» **Atividade 1**
No texto sobre a orelha enxertada no pé, quanto tempo durou a primeira cirurgia?
» **Atividade 2**
Cite, do texto sobre a orelha enxertada no pé, o trecho que começa nas palavras com "Desafios da microcirurgia" e vai até "orelha ficar arroxeada.".
» **Atividade 3**
Dê continuidade ao texto sobre a orelha enxertada no pé, começando logo após a última frase.

Cirurgiões do Hospital Provincial de Shandong, na cidade de Jinan, na China, realizaram um procedimento inédito na medicina reconstrutiva: enxertaram a orelha de uma paciente no dorso do pé para mantê-la viva e, após meses de recuperação, recolocaram o órgão em sua posição original na cabeça. A paciente, identificada apenas pelo sobrenome Sun, perdeu completamente a orelha em um acidente de trabalho com maquinário pesado ocorrido em abril, que também causou ferimentos extensos no couro cabeludo, pescoço e rosto.
Diante da gravidade dos danos aos tecidos e à rede vascular da cabeça, que impossibilitaram um reimplante imediato, a equipe de microcirurgia, liderada pelo vice-diretor Qiu Shenqiang, optou pela solução temporária no pé. A região foi escolhida por ter artérias e veias de calibre compatível com os vasos da orelha e uma espessura de pele semelhante, reduzindo a necessidade de ajustes futuros.
Desafios da microcirurgia
A primeira cirurgia, que não tinha precedentes documentados de sucesso, durou cerca de dez horas. Um dos principais obstáculos foi conectar vasos sanguíneos extremamente finos, com diâmetro entre 0,2 e 0,3 milímetro. Cinco dias após o procedimento, os médicos enfrentaram uma complicação grave: um problema no retorno venoso fez a orelha ficar arroxeada.

» **Itens de um conjunto de dados**
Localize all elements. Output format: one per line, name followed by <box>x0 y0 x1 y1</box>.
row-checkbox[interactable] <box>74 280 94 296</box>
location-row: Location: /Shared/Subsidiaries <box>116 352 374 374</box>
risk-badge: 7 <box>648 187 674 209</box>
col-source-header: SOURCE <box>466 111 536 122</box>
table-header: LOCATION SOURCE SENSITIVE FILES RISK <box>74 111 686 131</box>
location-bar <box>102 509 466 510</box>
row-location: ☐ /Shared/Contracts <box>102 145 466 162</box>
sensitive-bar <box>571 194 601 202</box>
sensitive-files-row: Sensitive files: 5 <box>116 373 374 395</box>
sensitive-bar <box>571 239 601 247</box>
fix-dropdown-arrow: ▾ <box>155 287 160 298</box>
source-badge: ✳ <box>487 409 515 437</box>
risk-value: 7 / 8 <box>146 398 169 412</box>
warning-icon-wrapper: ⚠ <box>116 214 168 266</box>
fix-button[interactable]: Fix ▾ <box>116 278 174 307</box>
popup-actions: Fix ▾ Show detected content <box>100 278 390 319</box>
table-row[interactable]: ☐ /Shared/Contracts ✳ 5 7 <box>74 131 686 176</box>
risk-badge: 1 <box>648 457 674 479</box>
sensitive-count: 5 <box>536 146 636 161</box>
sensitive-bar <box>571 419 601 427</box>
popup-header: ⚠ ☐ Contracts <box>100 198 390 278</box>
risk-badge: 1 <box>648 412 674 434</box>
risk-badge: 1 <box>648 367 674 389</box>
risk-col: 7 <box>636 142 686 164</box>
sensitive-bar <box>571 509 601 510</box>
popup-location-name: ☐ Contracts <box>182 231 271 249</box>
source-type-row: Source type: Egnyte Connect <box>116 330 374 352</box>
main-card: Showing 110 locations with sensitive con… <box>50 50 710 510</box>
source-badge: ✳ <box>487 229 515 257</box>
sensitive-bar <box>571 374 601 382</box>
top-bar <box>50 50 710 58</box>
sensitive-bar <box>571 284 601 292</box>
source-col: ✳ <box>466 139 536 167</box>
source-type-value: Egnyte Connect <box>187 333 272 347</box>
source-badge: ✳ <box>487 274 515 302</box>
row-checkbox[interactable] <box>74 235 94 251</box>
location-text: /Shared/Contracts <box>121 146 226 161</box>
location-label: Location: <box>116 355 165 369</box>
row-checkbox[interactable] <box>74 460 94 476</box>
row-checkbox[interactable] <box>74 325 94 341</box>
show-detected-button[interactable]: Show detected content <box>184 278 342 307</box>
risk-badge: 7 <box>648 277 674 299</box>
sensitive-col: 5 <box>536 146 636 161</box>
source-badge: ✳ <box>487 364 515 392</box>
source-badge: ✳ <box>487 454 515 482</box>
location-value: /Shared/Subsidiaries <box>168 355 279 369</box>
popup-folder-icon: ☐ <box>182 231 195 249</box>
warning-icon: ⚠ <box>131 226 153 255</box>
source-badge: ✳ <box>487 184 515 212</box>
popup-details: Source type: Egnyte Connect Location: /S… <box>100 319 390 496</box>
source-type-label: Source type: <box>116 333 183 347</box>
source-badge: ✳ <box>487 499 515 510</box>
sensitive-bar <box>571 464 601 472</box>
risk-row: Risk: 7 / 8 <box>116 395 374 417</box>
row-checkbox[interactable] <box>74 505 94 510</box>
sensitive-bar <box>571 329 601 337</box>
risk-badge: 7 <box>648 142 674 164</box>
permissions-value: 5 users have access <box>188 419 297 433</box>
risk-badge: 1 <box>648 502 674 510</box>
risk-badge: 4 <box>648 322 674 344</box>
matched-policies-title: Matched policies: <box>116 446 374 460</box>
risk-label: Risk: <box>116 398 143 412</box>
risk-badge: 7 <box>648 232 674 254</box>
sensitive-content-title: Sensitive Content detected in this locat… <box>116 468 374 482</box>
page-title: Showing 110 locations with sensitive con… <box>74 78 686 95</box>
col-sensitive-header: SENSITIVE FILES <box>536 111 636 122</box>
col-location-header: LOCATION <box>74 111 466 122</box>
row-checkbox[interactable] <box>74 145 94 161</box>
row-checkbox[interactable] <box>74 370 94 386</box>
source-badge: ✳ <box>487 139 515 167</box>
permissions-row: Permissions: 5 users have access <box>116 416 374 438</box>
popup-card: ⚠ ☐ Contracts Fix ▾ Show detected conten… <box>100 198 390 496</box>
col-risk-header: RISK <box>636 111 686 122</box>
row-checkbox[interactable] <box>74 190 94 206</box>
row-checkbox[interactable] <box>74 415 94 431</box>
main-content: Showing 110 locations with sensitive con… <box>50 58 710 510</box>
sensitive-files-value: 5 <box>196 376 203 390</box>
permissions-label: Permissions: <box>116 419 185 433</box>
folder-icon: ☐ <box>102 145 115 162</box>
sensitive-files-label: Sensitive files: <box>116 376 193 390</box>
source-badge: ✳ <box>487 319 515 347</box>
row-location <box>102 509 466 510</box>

» **Resposta escrita 1**
Cerca de dez horas.

» **Resposta escrita 2**
Desafios da microcirurgia
A primeira cirurgia, que não tinha precedentes documentados de sucesso, durou cerca de dez horas. Um dos principais obstáculos foi conectar vasos sanguíneos extremamente finos, com diâmetro entre 0,2 e 0,3 milímetro. Cinco dias após o procedimento, os médicos enfrentaram uma complicação grave: um problema no retorno venoso fez a orelha ficar arroxeada.

» **Resposta escrita 3**
Para salvar o enxerto, a equipe recorreu à técnica de sangria manual, aplicada cerca de 500 vezes ao longo de cinco dias. Paralelamente, o couro cabeludo da paciente foi reconstruído com enxertos de pele retirados do abdômen.
Reimplante definitivo
Após mais de cinco meses de recuperação e com a cicatrização completa do couro cabeludo, a equipe realizou a cirurgia final em outubro. O reimplante da orelha na cabeça durou cerca de seis horas e foi considerado bem-sucedido, estabelecendo um marco na área.
A paciente já recebeu alta hospitalar e apresenta recuperação significativa das funções faciais e dos tecidos. Ela ainda passará por procedimentos complementares, como a reconstrução das sobrancelhas e a redução de cicatrizes no pé.